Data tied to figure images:
* start *
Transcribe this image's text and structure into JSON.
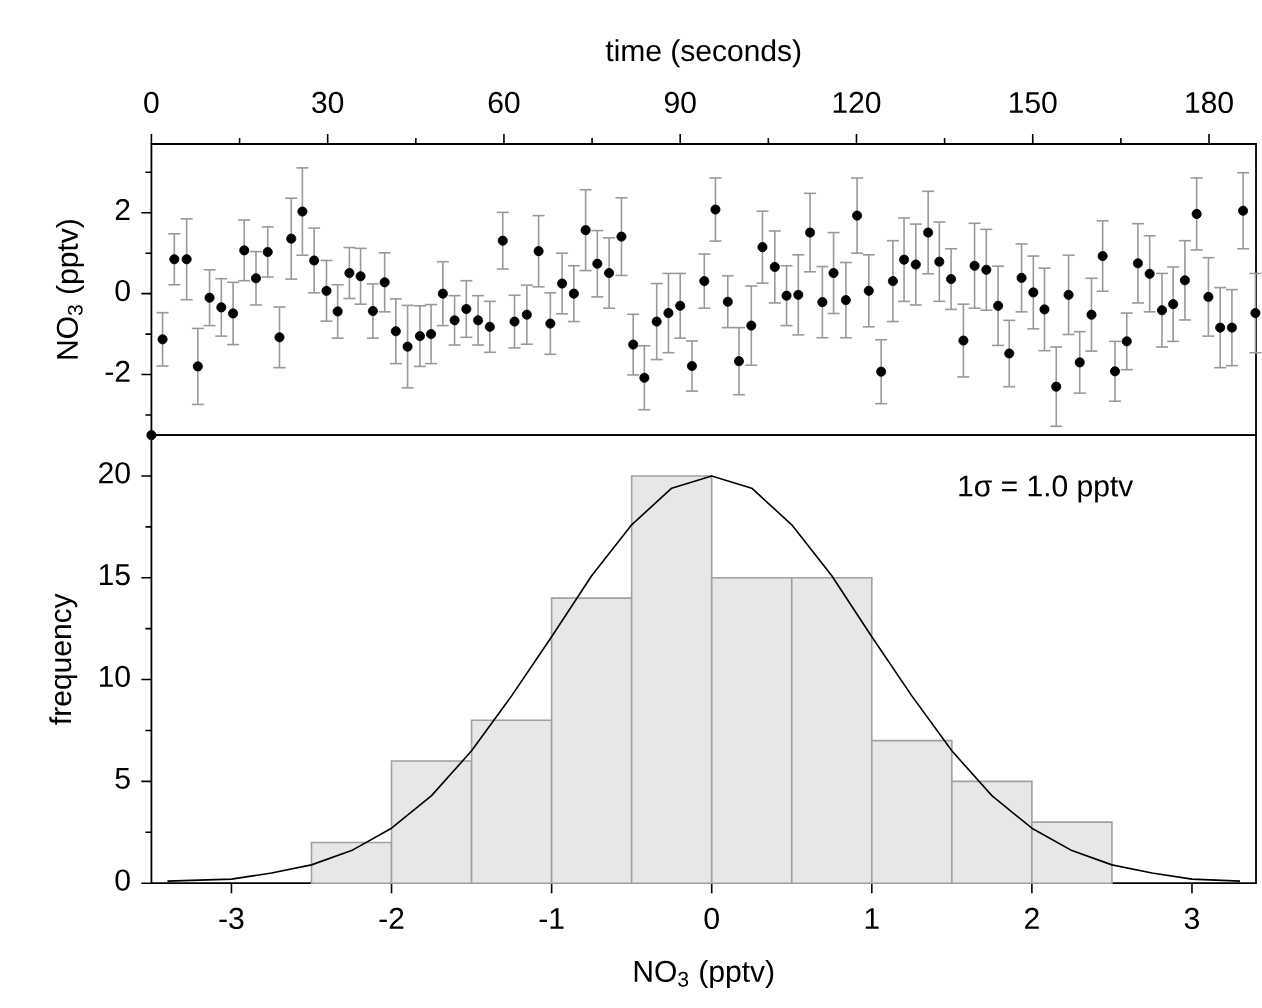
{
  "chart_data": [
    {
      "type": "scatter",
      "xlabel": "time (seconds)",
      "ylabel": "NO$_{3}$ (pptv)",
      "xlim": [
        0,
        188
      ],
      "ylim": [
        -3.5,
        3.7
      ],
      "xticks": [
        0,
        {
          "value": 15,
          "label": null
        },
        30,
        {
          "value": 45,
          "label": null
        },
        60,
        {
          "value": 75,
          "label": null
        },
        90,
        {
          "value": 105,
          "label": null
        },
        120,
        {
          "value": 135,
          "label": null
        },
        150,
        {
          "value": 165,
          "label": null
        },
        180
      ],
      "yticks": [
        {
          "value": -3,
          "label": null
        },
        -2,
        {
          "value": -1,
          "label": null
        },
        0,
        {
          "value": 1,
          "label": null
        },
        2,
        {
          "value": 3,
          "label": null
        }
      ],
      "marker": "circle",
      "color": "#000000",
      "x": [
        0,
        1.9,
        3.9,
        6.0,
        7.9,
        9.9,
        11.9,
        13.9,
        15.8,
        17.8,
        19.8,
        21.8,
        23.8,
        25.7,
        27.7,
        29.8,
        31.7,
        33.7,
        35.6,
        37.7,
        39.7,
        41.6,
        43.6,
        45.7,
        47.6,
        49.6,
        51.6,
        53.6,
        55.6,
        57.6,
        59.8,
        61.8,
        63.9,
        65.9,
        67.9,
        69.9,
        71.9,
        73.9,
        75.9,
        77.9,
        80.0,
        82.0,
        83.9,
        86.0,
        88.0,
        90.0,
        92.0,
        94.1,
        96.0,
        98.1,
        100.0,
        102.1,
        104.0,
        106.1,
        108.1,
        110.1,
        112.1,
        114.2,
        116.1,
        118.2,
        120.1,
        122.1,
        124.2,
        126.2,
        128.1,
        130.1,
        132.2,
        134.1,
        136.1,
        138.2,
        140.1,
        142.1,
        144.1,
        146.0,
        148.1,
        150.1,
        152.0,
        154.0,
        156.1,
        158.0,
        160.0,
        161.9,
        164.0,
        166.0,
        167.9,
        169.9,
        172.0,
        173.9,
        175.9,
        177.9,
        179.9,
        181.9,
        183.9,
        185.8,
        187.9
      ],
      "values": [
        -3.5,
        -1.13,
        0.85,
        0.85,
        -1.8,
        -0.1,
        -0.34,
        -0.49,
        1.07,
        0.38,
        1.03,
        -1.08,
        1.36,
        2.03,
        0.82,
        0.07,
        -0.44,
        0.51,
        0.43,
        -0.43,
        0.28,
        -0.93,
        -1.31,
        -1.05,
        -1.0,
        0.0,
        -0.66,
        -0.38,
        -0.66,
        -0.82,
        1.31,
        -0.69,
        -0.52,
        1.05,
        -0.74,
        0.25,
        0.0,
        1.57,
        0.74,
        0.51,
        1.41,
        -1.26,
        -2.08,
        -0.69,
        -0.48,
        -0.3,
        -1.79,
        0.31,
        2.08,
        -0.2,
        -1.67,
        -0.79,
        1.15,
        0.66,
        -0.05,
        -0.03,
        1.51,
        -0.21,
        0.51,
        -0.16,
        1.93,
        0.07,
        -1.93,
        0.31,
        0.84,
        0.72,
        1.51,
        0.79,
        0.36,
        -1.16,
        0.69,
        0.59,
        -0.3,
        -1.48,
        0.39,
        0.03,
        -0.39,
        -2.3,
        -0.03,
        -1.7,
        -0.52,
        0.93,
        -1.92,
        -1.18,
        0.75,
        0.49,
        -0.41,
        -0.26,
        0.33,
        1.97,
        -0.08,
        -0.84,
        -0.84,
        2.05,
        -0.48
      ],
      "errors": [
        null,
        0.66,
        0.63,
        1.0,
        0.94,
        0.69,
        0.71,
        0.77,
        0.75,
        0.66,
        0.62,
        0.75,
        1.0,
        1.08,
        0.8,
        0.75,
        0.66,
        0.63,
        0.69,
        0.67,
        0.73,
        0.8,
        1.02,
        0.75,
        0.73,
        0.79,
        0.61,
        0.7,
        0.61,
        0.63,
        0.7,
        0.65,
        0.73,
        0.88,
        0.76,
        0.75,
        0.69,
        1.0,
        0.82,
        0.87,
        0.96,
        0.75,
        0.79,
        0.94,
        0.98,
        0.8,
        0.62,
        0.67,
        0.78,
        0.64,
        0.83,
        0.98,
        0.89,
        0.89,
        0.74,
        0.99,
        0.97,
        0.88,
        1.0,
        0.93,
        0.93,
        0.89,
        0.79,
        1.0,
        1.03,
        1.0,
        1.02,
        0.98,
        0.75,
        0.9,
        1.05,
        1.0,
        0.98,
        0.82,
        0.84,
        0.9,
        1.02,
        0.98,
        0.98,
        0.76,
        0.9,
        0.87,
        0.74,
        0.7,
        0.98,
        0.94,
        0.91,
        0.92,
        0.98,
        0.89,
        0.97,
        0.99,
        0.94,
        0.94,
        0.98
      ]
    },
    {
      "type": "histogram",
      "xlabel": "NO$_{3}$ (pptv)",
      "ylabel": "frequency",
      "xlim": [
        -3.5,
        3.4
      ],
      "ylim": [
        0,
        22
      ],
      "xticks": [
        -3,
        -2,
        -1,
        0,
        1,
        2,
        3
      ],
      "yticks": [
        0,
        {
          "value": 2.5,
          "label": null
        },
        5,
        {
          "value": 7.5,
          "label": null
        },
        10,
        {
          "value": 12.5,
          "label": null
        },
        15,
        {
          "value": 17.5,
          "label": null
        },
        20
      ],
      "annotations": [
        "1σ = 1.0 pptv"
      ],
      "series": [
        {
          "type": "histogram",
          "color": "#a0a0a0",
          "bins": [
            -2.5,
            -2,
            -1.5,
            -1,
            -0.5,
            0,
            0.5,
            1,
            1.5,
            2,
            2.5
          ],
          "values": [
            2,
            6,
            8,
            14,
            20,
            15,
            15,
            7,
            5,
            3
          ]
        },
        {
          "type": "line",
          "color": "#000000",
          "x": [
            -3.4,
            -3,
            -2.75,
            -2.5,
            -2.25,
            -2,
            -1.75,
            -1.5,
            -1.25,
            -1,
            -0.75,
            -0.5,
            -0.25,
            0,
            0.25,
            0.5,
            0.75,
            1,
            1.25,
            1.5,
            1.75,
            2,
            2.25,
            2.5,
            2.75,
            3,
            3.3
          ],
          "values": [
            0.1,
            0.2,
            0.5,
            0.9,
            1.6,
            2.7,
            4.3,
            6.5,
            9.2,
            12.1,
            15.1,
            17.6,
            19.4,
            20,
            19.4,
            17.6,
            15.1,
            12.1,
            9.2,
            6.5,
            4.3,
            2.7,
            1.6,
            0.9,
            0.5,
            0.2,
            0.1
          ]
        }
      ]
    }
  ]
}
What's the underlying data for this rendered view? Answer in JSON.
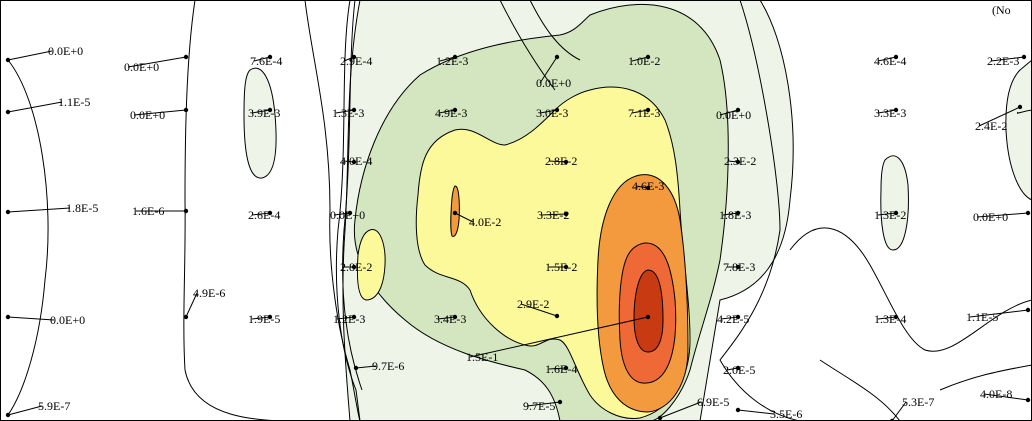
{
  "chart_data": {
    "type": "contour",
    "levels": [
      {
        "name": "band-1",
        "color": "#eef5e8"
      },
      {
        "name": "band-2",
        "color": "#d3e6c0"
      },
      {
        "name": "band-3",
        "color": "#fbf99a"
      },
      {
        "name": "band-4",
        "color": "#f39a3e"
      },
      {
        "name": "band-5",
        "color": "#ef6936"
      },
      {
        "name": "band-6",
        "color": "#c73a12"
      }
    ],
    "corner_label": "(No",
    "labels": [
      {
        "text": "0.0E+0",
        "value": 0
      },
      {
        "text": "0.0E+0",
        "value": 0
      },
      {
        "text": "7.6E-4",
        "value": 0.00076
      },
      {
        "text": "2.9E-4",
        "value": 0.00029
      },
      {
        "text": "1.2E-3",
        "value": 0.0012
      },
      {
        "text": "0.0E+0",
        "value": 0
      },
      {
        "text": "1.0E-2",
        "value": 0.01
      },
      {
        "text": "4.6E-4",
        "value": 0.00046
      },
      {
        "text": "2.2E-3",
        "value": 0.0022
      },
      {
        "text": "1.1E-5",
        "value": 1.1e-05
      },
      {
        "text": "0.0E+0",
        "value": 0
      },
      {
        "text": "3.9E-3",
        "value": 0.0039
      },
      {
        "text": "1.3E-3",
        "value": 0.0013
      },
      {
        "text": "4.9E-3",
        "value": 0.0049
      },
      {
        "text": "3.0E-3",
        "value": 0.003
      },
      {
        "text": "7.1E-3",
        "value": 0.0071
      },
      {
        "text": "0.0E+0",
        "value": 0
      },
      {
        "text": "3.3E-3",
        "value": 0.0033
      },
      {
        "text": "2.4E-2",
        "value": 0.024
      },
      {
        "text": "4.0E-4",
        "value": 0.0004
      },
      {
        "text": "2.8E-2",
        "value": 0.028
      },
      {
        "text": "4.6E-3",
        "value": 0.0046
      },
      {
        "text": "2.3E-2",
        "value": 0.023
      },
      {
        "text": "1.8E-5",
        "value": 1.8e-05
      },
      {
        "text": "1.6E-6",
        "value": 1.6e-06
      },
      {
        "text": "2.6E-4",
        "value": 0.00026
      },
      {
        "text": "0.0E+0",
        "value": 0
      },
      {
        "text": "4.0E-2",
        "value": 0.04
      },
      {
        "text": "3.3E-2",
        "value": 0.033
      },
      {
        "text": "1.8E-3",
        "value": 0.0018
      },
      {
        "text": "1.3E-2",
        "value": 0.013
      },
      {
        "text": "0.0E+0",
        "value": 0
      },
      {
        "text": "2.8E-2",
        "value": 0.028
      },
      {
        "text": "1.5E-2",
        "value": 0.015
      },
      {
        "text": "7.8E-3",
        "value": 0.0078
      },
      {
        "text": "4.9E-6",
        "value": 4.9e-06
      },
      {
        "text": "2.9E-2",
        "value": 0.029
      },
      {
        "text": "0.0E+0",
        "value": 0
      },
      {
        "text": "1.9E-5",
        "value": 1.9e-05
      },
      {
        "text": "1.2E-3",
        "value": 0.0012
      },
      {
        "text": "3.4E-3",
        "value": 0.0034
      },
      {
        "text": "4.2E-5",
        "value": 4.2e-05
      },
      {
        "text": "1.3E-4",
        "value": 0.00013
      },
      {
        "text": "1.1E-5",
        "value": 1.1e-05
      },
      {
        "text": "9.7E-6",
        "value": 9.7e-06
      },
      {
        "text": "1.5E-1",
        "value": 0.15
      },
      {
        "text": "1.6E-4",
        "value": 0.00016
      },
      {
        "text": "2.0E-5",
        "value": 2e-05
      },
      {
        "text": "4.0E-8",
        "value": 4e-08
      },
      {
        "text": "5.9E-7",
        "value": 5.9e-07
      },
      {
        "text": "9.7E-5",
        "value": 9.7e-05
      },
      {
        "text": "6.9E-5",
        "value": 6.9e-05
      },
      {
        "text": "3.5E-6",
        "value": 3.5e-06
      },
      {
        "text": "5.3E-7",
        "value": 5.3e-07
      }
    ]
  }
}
* end *
Which lines of the data include "JSON"? Copy each of them.

Transcribe this image's text and structure into JSON.
What's the underlying data for this rendered view? Answer in JSON.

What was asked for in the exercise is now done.